HOW TO COMPLETE THIS TASK -
Each line of the data holding "concepts" should be found and copied.

MATERIAL PROVIDED -
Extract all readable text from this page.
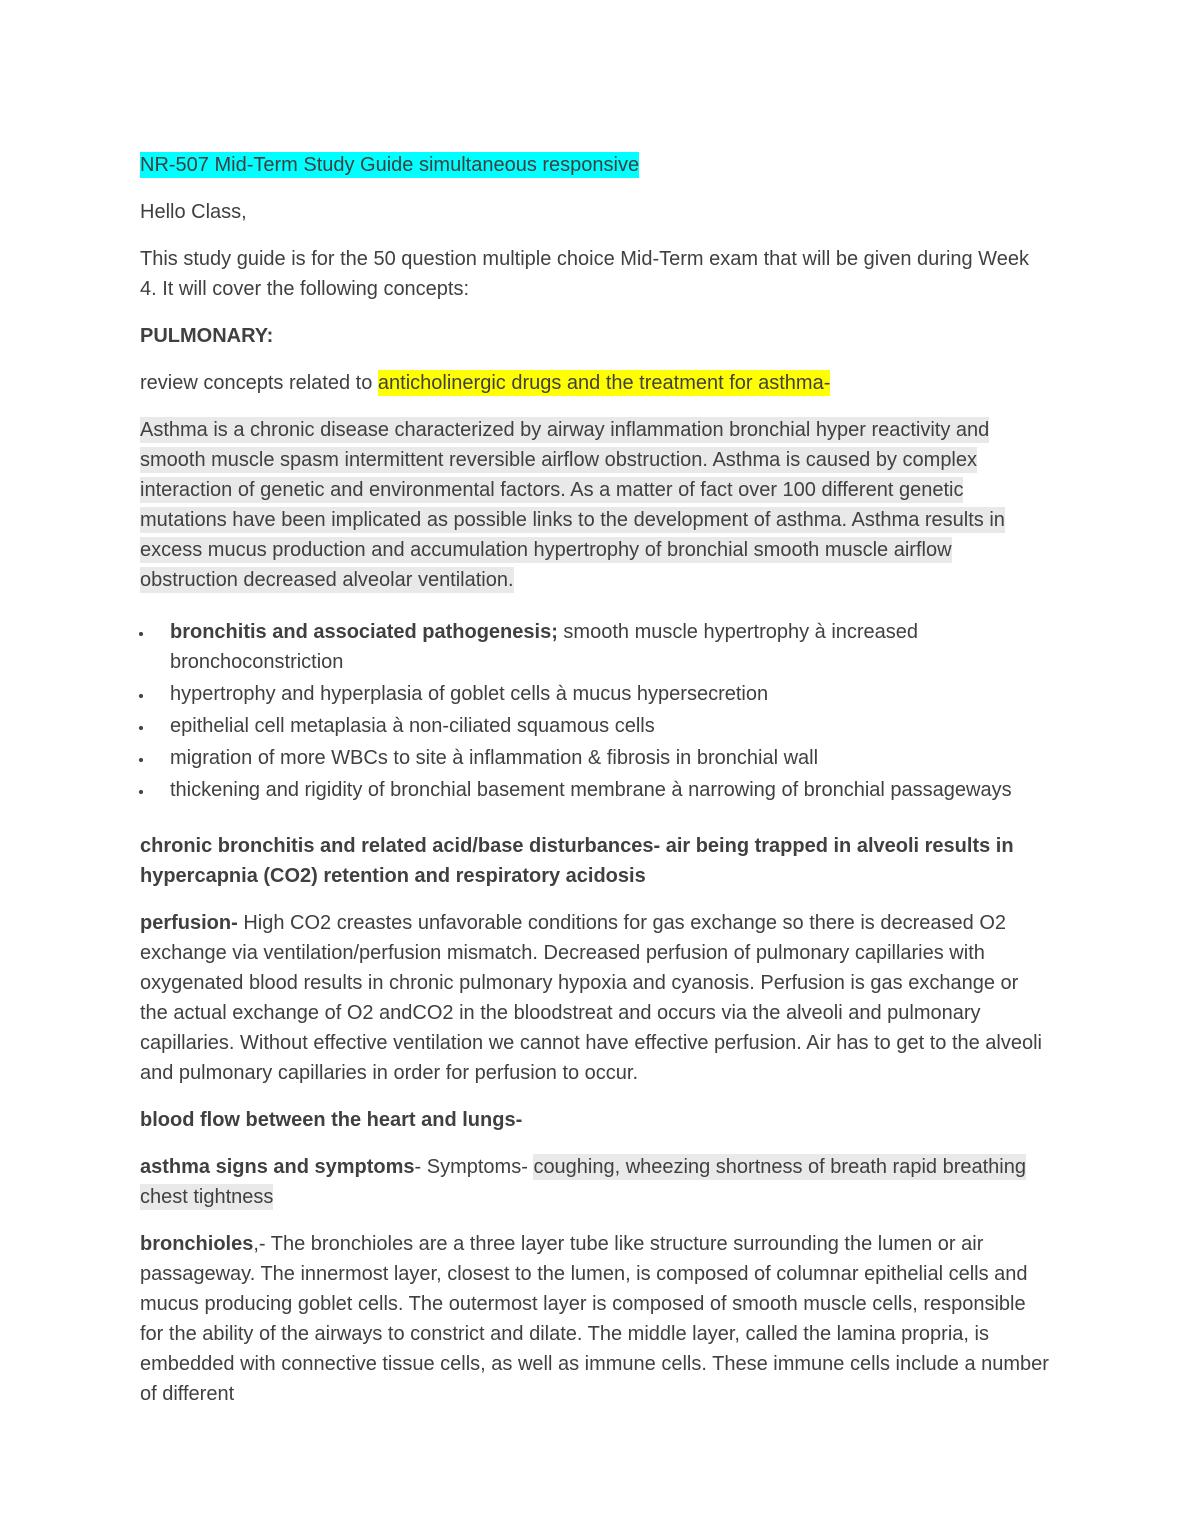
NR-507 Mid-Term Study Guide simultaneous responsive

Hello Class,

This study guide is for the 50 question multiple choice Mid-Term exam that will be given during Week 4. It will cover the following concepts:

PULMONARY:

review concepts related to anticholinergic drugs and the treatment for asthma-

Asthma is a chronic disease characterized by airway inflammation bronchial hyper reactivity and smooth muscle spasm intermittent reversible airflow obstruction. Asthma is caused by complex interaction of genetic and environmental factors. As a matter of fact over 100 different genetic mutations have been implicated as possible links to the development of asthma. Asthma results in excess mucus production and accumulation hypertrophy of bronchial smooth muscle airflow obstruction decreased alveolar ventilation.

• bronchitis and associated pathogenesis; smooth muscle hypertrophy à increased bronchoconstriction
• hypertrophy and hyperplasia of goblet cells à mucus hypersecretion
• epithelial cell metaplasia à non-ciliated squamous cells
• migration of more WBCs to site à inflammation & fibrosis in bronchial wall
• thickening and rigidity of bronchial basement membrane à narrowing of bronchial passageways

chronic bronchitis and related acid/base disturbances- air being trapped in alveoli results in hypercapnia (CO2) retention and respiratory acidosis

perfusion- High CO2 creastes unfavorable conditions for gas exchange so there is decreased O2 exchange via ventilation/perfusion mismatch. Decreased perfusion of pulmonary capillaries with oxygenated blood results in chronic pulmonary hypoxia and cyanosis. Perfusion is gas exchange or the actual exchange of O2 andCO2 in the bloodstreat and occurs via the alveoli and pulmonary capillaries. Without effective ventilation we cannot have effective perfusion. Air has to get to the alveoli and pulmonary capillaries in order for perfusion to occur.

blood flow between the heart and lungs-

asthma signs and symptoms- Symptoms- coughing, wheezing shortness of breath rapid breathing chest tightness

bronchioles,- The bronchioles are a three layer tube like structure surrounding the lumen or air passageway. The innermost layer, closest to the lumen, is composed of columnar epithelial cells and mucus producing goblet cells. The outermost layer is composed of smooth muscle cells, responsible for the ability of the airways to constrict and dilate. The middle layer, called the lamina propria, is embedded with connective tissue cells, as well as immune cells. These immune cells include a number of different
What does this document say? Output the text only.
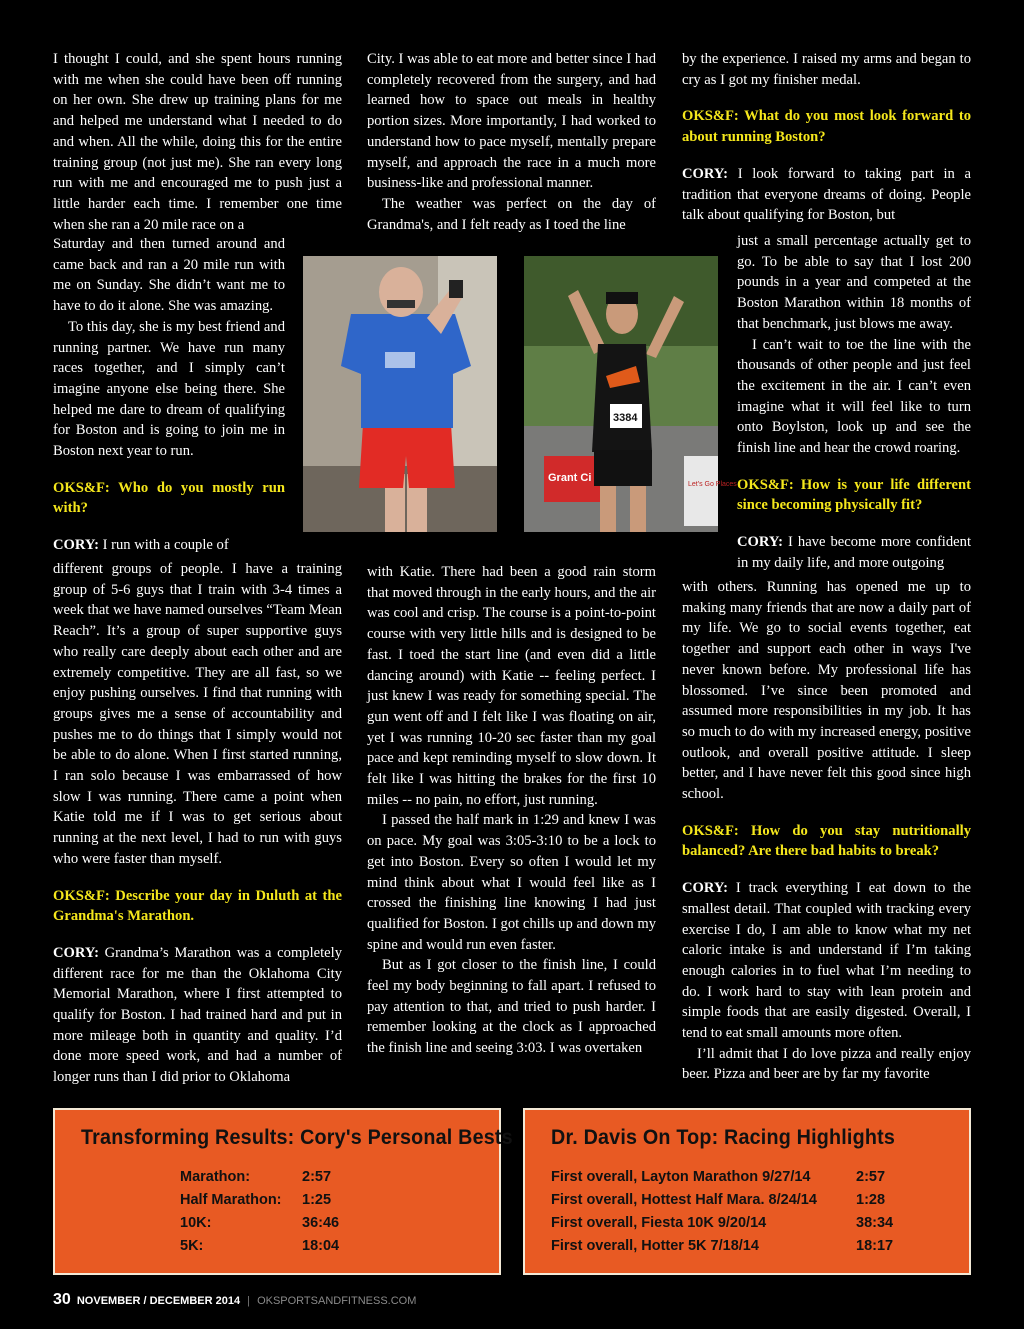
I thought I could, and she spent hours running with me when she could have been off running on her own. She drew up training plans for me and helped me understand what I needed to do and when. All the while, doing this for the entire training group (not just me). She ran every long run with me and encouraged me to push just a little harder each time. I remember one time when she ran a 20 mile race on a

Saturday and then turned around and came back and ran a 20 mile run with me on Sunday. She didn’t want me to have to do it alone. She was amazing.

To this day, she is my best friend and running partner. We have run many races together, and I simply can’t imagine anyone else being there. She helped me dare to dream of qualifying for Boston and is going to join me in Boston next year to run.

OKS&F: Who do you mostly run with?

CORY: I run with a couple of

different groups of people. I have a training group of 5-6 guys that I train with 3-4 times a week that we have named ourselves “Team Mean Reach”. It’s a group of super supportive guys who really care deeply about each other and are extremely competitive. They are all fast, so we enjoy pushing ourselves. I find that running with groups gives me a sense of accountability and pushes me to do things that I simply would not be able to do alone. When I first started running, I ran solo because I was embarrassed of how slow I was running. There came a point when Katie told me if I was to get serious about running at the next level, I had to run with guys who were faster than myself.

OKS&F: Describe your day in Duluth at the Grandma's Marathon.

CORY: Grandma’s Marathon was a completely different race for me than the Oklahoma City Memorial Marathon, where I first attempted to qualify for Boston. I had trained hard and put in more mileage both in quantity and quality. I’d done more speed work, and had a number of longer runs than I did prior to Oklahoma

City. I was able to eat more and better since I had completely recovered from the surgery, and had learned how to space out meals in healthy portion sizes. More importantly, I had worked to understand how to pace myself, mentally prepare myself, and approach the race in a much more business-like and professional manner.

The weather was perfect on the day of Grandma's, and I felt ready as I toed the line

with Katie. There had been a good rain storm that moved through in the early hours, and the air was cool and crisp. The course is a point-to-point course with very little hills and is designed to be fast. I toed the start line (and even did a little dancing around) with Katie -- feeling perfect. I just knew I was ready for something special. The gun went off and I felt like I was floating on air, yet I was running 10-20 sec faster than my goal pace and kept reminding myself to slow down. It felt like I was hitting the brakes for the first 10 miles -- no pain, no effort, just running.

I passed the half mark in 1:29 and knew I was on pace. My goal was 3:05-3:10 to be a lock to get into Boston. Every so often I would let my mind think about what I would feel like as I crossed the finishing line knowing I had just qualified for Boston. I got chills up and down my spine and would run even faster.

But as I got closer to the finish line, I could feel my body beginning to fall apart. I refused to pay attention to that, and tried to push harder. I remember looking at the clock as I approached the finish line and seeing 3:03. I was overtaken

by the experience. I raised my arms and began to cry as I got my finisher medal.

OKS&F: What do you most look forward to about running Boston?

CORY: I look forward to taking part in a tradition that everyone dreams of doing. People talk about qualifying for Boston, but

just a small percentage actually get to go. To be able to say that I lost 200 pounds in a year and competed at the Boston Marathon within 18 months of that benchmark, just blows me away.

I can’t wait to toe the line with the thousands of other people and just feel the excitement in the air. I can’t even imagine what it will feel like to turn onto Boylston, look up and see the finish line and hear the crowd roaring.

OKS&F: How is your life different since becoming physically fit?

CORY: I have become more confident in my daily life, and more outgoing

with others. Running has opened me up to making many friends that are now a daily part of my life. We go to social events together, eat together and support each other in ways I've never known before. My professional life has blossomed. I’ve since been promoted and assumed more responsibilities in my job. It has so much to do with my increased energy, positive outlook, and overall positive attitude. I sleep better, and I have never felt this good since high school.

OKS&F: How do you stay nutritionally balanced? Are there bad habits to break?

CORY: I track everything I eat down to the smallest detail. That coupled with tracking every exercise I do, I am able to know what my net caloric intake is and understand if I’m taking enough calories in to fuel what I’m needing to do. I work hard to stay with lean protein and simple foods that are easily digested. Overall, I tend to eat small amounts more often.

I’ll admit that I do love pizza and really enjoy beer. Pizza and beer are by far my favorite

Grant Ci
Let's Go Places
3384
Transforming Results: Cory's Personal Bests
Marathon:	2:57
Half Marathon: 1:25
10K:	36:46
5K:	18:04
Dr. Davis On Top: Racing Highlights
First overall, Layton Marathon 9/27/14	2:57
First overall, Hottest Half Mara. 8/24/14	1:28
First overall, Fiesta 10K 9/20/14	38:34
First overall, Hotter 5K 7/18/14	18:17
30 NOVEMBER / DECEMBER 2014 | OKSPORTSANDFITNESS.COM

ANSWER TO THIS EXERCISE -
This study guide is for the 50 question multiple choice Mid-Term exam that will be given during Week 4. It will cover the following concepts:
review concepts related to anticholinergic drugs and the treatment for asthma-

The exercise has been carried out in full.